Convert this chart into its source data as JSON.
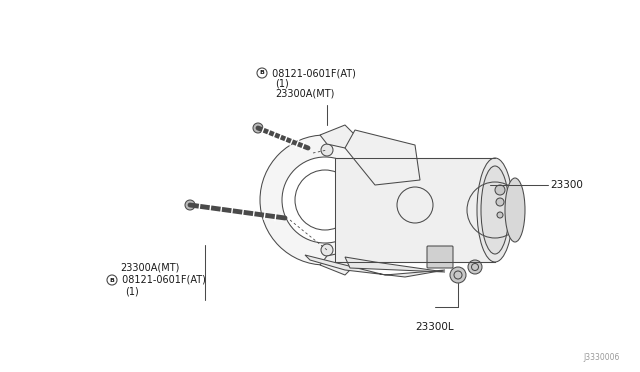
{
  "bg_color": "#ffffff",
  "line_color": "#4a4a4a",
  "text_color": "#1a1a1a",
  "watermark": "J3330006",
  "labels": {
    "top_bolt_b": "B 08121-0601F(AT)",
    "top_bolt_1": "  （1）",
    "top_bolt_part": "  23300A(MT)",
    "right_part": "23300",
    "bottom_part": "23300L",
    "bottom_bolt_part": "23300A(MT)",
    "bottom_bolt_b": "B 08121-0601F(AT)",
    "bottom_bolt_1": "  （1）"
  },
  "lw": 0.75,
  "lw_thick": 1.2,
  "fs": 7.0
}
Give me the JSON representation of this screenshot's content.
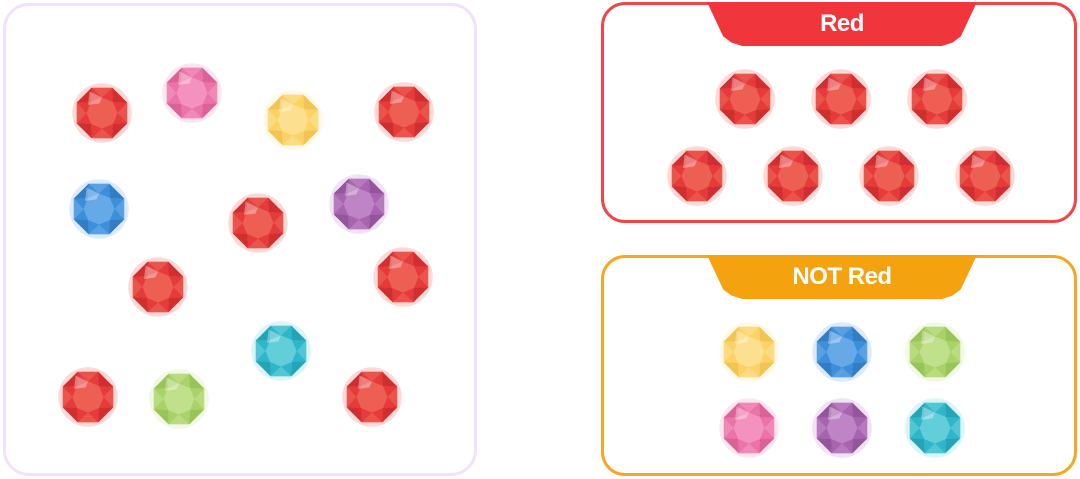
{
  "colors": {
    "red": {
      "base": "#e53b3b",
      "light": "#f0695a",
      "dark": "#b81e24"
    },
    "pink": {
      "base": "#ea73a8",
      "light": "#f59ac3",
      "dark": "#cc4c88"
    },
    "yellow": {
      "base": "#fbd266",
      "light": "#fde39a",
      "dark": "#e8b43c"
    },
    "blue": {
      "base": "#3e8fd9",
      "light": "#6fb0ea",
      "dark": "#2468b0"
    },
    "purple": {
      "base": "#a665ae",
      "light": "#c48ccc",
      "dark": "#7d4388"
    },
    "green": {
      "base": "#a9d26a",
      "light": "#c7e494",
      "dark": "#84b345"
    },
    "teal": {
      "base": "#2fb7c9",
      "light": "#6fd3de",
      "dark": "#1b8fa2"
    }
  },
  "pool": {
    "gems": [
      "red",
      "pink",
      "yellow",
      "red",
      "blue",
      "red",
      "purple",
      "red",
      "red",
      "teal",
      "red",
      "green",
      "red"
    ]
  },
  "red_group": {
    "label": "Red",
    "gems": [
      "red",
      "red",
      "red",
      "red",
      "red",
      "red",
      "red"
    ]
  },
  "not_red_group": {
    "label": "NOT Red",
    "gems": [
      "yellow",
      "blue",
      "green",
      "pink",
      "purple",
      "teal"
    ]
  }
}
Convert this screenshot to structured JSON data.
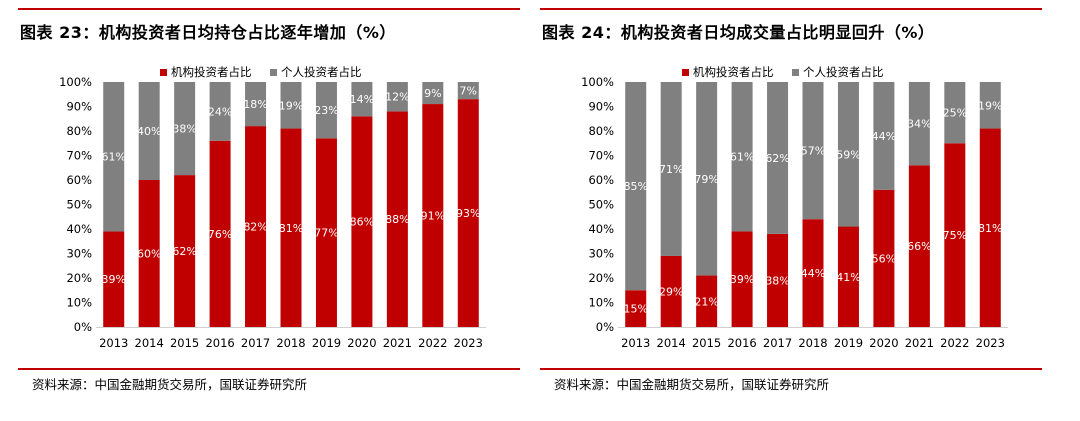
{
  "figure_left": {
    "title": "图表 23：机构投资者日均持仓占比逐年增加（%）",
    "source": "资料来源：中国金融期货交易所，国联证券研究所"
  },
  "figure_right": {
    "title": "图表 24：机构投资者日均成交量占比明显回升（%）",
    "source": "资料来源：中国金融期货交易所，国联证券研究所"
  },
  "colors": {
    "institution": "#c00000",
    "individual": "#808080",
    "rule": "#c00000"
  },
  "chart_data": [
    {
      "type": "bar",
      "stacked": true,
      "title": "图表 23：机构投资者日均持仓占比逐年增加（%）",
      "categories": [
        "2013",
        "2014",
        "2015",
        "2016",
        "2017",
        "2018",
        "2019",
        "2020",
        "2021",
        "2022",
        "2023"
      ],
      "series": [
        {
          "name": "机构投资者占比",
          "values": [
            39,
            60,
            62,
            76,
            82,
            81,
            77,
            86,
            88,
            91,
            93
          ],
          "labels": [
            "39%",
            "60%",
            "62%",
            "76%",
            "82%",
            "81%",
            "77%",
            "86%",
            "88%",
            "91%",
            "93%"
          ]
        },
        {
          "name": "个人投资者占比",
          "values": [
            61,
            40,
            38,
            24,
            18,
            19,
            23,
            14,
            12,
            9,
            7
          ],
          "labels": [
            "61%",
            "40%",
            "38%",
            "24%",
            "18%",
            "19%",
            "23%",
            "14%",
            "12%",
            "9%",
            "7%"
          ]
        }
      ],
      "yticks": [
        "0%",
        "10%",
        "20%",
        "30%",
        "40%",
        "50%",
        "60%",
        "70%",
        "80%",
        "90%",
        "100%"
      ],
      "ylim": [
        0,
        100
      ],
      "legend": "top"
    },
    {
      "type": "bar",
      "stacked": true,
      "title": "图表 24：机构投资者日均成交量占比明显回升（%）",
      "categories": [
        "2013",
        "2014",
        "2015",
        "2016",
        "2017",
        "2018",
        "2019",
        "2020",
        "2021",
        "2022",
        "2023"
      ],
      "series": [
        {
          "name": "机构投资者占比",
          "values": [
            15,
            29,
            21,
            39,
            38,
            44,
            41,
            56,
            66,
            75,
            81
          ],
          "labels": [
            "15%",
            "29%",
            "21%",
            "39%",
            "38%",
            "44%",
            "41%",
            "56%",
            "66%",
            "75%",
            "81%"
          ]
        },
        {
          "name": "个人投资者占比",
          "values": [
            85,
            71,
            79,
            61,
            62,
            57,
            59,
            44,
            34,
            25,
            19
          ],
          "labels": [
            "85%",
            "71%",
            "79%",
            "61%",
            "62%",
            "57%",
            "59%",
            "44%",
            "34%",
            "25%",
            "19%"
          ]
        }
      ],
      "yticks": [
        "0%",
        "10%",
        "20%",
        "30%",
        "40%",
        "50%",
        "60%",
        "70%",
        "80%",
        "90%",
        "100%"
      ],
      "ylim": [
        0,
        100
      ],
      "legend": "top"
    }
  ]
}
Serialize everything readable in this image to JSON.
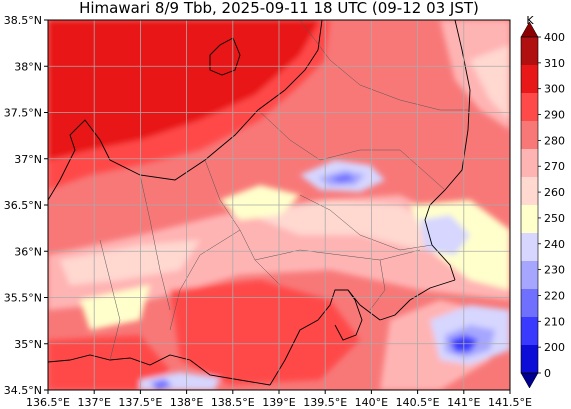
{
  "title": "Himawari 8/9 Tbb, 2025-09-11 18 UTC (09-12 03 JST)",
  "map": {
    "lon_ticks": [
      "136.5°E",
      "137°E",
      "137.5°E",
      "138°E",
      "138.5°E",
      "139°E",
      "139.5°E",
      "140°E",
      "140.5°E",
      "141°E",
      "141.5°E"
    ],
    "lat_ticks": [
      "38.5°N",
      "38°N",
      "37.5°N",
      "37°N",
      "36.5°N",
      "36°N",
      "35.5°N",
      "35°N",
      "34.5°N"
    ],
    "lon_range": [
      136.5,
      141.5
    ],
    "lat_range": [
      34.5,
      38.5
    ],
    "grid": true
  },
  "colorbar": {
    "unit": "K",
    "labels": [
      "400",
      "310",
      "300",
      "290",
      "280",
      "270",
      "260",
      "250",
      "240",
      "230",
      "220",
      "210",
      "200",
      "0"
    ],
    "colors": [
      "#8b0000",
      "#b01010",
      "#e81818",
      "#ff4a4a",
      "#f87878",
      "#ffb4b4",
      "#ffd8d0",
      "#ffffcc",
      "#d6d6ff",
      "#a6a6ff",
      "#7070ff",
      "#3a3aff",
      "#0d0dd8",
      "#000090"
    ]
  }
}
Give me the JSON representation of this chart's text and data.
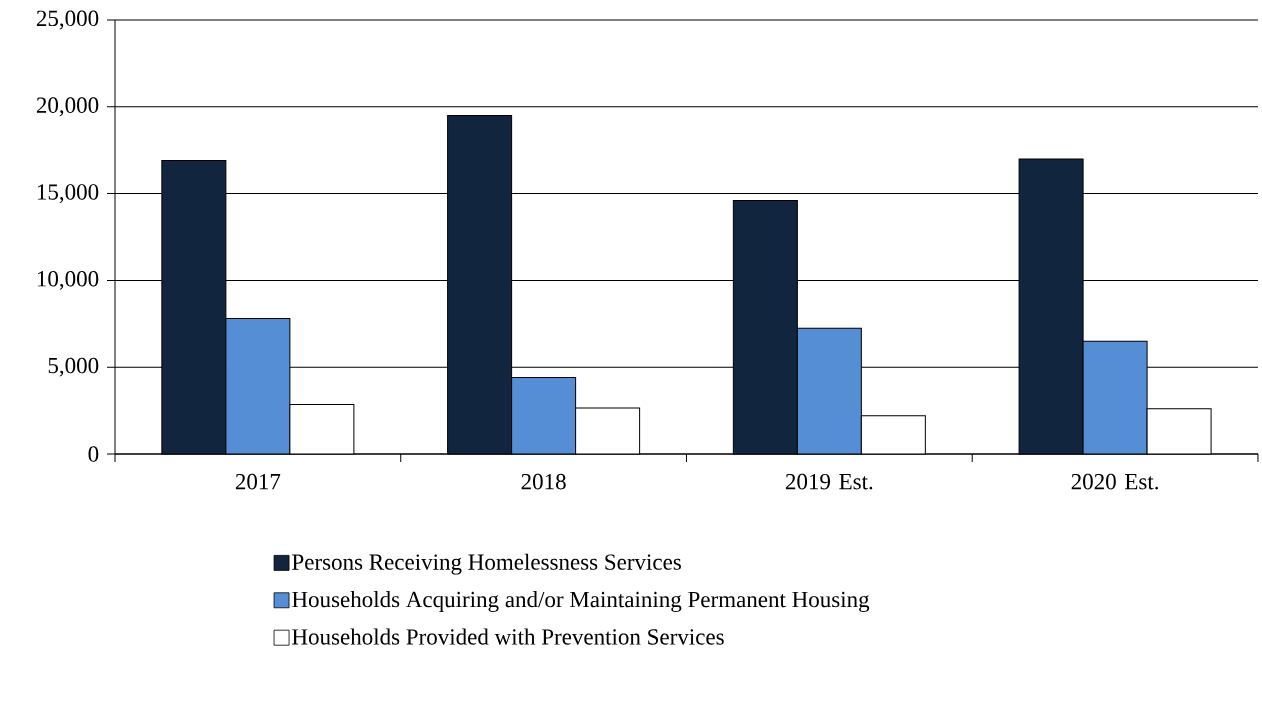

SET PROBLEM => Transcribe the listing above verbatim. Omit the pictures.

ANSWER IN FULL =>
Convert this chart into its source data as JSON.
{
  "bg_color": "#ffffff",
  "line_color": "#4a4a4a",
  "text_color": "#1a1a1a",
  "watermark": "J3330006",
  "labels": {
    "top_bolt_b": "B 08121-0601F(AT)",
    "top_bolt_1": "  （1）",
    "top_bolt_part": "  23300A(MT)",
    "right_part": "23300",
    "bottom_part": "23300L",
    "bottom_bolt_part": "23300A(MT)",
    "bottom_bolt_b": "B 08121-0601F(AT)",
    "bottom_bolt_1": "  （1）"
  },
  "lw": 0.75,
  "lw_thick": 1.2,
  "fs": 7.0
}
Give me the JSON representation of this screenshot's content.
{
  "colors": {
    "red": {
      "base": "#e53b3b",
      "light": "#f0695a",
      "dark": "#b81e24"
    },
    "pink": {
      "base": "#ea73a8",
      "light": "#f59ac3",
      "dark": "#cc4c88"
    },
    "yellow": {
      "base": "#fbd266",
      "light": "#fde39a",
      "dark": "#e8b43c"
    },
    "blue": {
      "base": "#3e8fd9",
      "light": "#6fb0ea",
      "dark": "#2468b0"
    },
    "purple": {
      "base": "#a665ae",
      "light": "#c48ccc",
      "dark": "#7d4388"
    },
    "green": {
      "base": "#a9d26a",
      "light": "#c7e494",
      "dark": "#84b345"
    },
    "teal": {
      "base": "#2fb7c9",
      "light": "#6fd3de",
      "dark": "#1b8fa2"
    }
  },
  "pool": {
    "gems": [
      "red",
      "pink",
      "yellow",
      "red",
      "blue",
      "red",
      "purple",
      "red",
      "red",
      "teal",
      "red",
      "green",
      "red"
    ]
  },
  "red_group": {
    "label": "Red",
    "gems": [
      "red",
      "red",
      "red",
      "red",
      "red",
      "red",
      "red"
    ]
  },
  "not_red_group": {
    "label": "NOT Red",
    "gems": [
      "yellow",
      "blue",
      "green",
      "pink",
      "purple",
      "teal"
    ]
  }
}
Convert this screenshot to structured JSON data.
{
  "figure_left": {
    "title": "图表 23：机构投资者日均持仓占比逐年增加（%）",
    "source": "资料来源：中国金融期货交易所，国联证券研究所"
  },
  "figure_right": {
    "title": "图表 24：机构投资者日均成交量占比明显回升（%）",
    "source": "资料来源：中国金融期货交易所，国联证券研究所"
  },
  "colors": {
    "institution": "#c00000",
    "individual": "#808080",
    "rule": "#c00000"
  },
  "chart_data": [
    {
      "type": "bar",
      "stacked": true,
      "title": "图表 23：机构投资者日均持仓占比逐年增加（%）",
      "categories": [
        "2013",
        "2014",
        "2015",
        "2016",
        "2017",
        "2018",
        "2019",
        "2020",
        "2021",
        "2022",
        "2023"
      ],
      "series": [
        {
          "name": "机构投资者占比",
          "values": [
            39,
            60,
            62,
            76,
            82,
            81,
            77,
            86,
            88,
            91,
            93
          ],
          "labels": [
            "39%",
            "60%",
            "62%",
            "76%",
            "82%",
            "81%",
            "77%",
            "86%",
            "88%",
            "91%",
            "93%"
          ]
        },
        {
          "name": "个人投资者占比",
          "values": [
            61,
            40,
            38,
            24,
            18,
            19,
            23,
            14,
            12,
            9,
            7
          ],
          "labels": [
            "61%",
            "40%",
            "38%",
            "24%",
            "18%",
            "19%",
            "23%",
            "14%",
            "12%",
            "9%",
            "7%"
          ]
        }
      ],
      "yticks": [
        "0%",
        "10%",
        "20%",
        "30%",
        "40%",
        "50%",
        "60%",
        "70%",
        "80%",
        "90%",
        "100%"
      ],
      "ylim": [
        0,
        100
      ],
      "legend": "top"
    },
    {
      "type": "bar",
      "stacked": true,
      "title": "图表 24：机构投资者日均成交量占比明显回升（%）",
      "categories": [
        "2013",
        "2014",
        "2015",
        "2016",
        "2017",
        "2018",
        "2019",
        "2020",
        "2021",
        "2022",
        "2023"
      ],
      "series": [
        {
          "name": "机构投资者占比",
          "values": [
            15,
            29,
            21,
            39,
            38,
            44,
            41,
            56,
            66,
            75,
            81
          ],
          "labels": [
            "15%",
            "29%",
            "21%",
            "39%",
            "38%",
            "44%",
            "41%",
            "56%",
            "66%",
            "75%",
            "81%"
          ]
        },
        {
          "name": "个人投资者占比",
          "values": [
            85,
            71,
            79,
            61,
            62,
            57,
            59,
            44,
            34,
            25,
            19
          ],
          "labels": [
            "85%",
            "71%",
            "79%",
            "61%",
            "62%",
            "57%",
            "59%",
            "44%",
            "34%",
            "25%",
            "19%"
          ]
        }
      ],
      "yticks": [
        "0%",
        "10%",
        "20%",
        "30%",
        "40%",
        "50%",
        "60%",
        "70%",
        "80%",
        "90%",
        "100%"
      ],
      "ylim": [
        0,
        100
      ],
      "legend": "top"
    }
  ]
}
Serialize everything readable in this image to JSON.
{
  "title": "Himawari 8/9 Tbb, 2025-09-11 18 UTC (09-12 03 JST)",
  "map": {
    "lon_ticks": [
      "136.5°E",
      "137°E",
      "137.5°E",
      "138°E",
      "138.5°E",
      "139°E",
      "139.5°E",
      "140°E",
      "140.5°E",
      "141°E",
      "141.5°E"
    ],
    "lat_ticks": [
      "38.5°N",
      "38°N",
      "37.5°N",
      "37°N",
      "36.5°N",
      "36°N",
      "35.5°N",
      "35°N",
      "34.5°N"
    ],
    "lon_range": [
      136.5,
      141.5
    ],
    "lat_range": [
      34.5,
      38.5
    ],
    "grid": true
  },
  "colorbar": {
    "unit": "K",
    "labels": [
      "400",
      "310",
      "300",
      "290",
      "280",
      "270",
      "260",
      "250",
      "240",
      "230",
      "220",
      "210",
      "200",
      "0"
    ],
    "colors": [
      "#8b0000",
      "#b01010",
      "#e81818",
      "#ff4a4a",
      "#f87878",
      "#ffb4b4",
      "#ffd8d0",
      "#ffffcc",
      "#d6d6ff",
      "#a6a6ff",
      "#7070ff",
      "#3a3aff",
      "#0d0dd8",
      "#000090"
    ]
  }
}
Give me the JSON representation of this chart's text and data.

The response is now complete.